What is being asked: Pictures stay out of the copy; set down each line of the listing below exactly.

[Data records]
============================================================

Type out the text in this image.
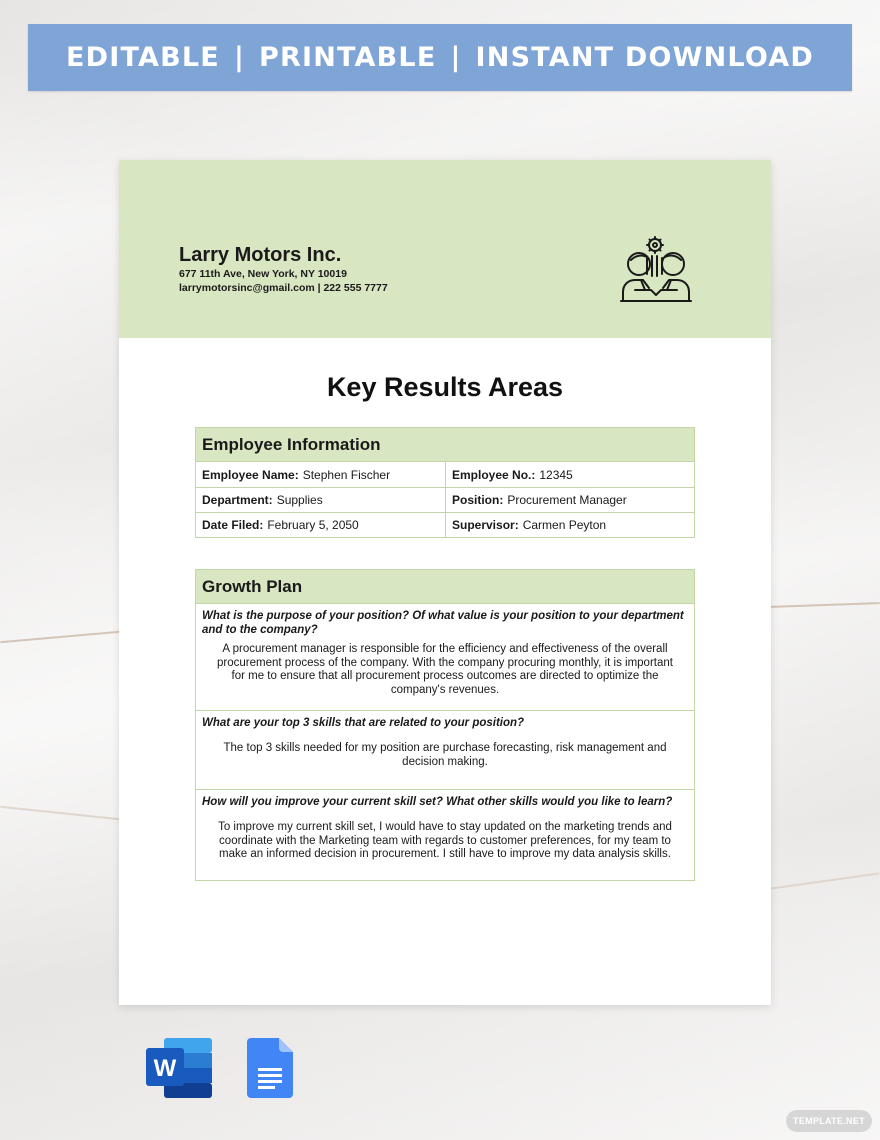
EDITABLE | PRINTABLE | INSTANT DOWNLOAD
Larry Motors Inc.
677 11th Ave, New York, NY 10019
larrymotorsinc@gmail.com | 222 555 7777
Key Results Areas
Employee Information
Employee Name: Stephen Fischer	Employee No.: 12345
Department: Supplies	Position: Procurement Manager
Date Filed: February 5, 2050	Supervisor: Carmen Peyton
Growth Plan
What is the purpose of your position? Of what value is your position to your department and to the company?
A procurement manager is responsible for the efficiency and effectiveness of the overall procurement process of the company. With the company procuring monthly, it is important for me to ensure that all procurement process outcomes are directed to optimize the company's revenues.
What are your top 3 skills that are related to your position?
The top 3 skills needed for my position are purchase forecasting, risk management and decision making.
How will you improve your current skill set? What other skills would you like to learn?
To improve my current skill set, I would have to stay updated on the marketing trends and coordinate with the Marketing team with regards to customer preferences, for my team to make an informed decision in procurement. I still have to improve my data analysis skills.
W
TEMPLATE.NET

============================================================

Final answer:
Type out the text in this image.
EDITABLE | PRINTABLE | INSTANT DOWNLOAD
Larry Motors Inc.
677 11th Ave, New York, NY 10019
larrymotorsinc@gmail.com | 222 555 7777
Key Results Areas
Employee Information
Employee Name: Stephen Fischer	Employee No.: 12345
Department: Supplies	Position: Procurement Manager
Date Filed: February 5, 2050	Supervisor: Carmen Peyton
Growth Plan
What is the purpose of your position? Of what value is your position to your department and to the company?
A procurement manager is responsible for the efficiency and effectiveness of the overall procurement process of the company. With the company procuring monthly, it is important for me to ensure that all procurement process outcomes are directed to optimize the company's revenues.
What are your top 3 skills that are related to your position?
The top 3 skills needed for my position are purchase forecasting, risk management and decision making.
How will you improve your current skill set? What other skills would you like to learn?
To improve my current skill set, I would have to stay updated on the marketing trends and coordinate with the Marketing team with regards to customer preferences, for my team to make an informed decision in procurement. I still have to improve my data analysis skills.
W
TEMPLATE.NET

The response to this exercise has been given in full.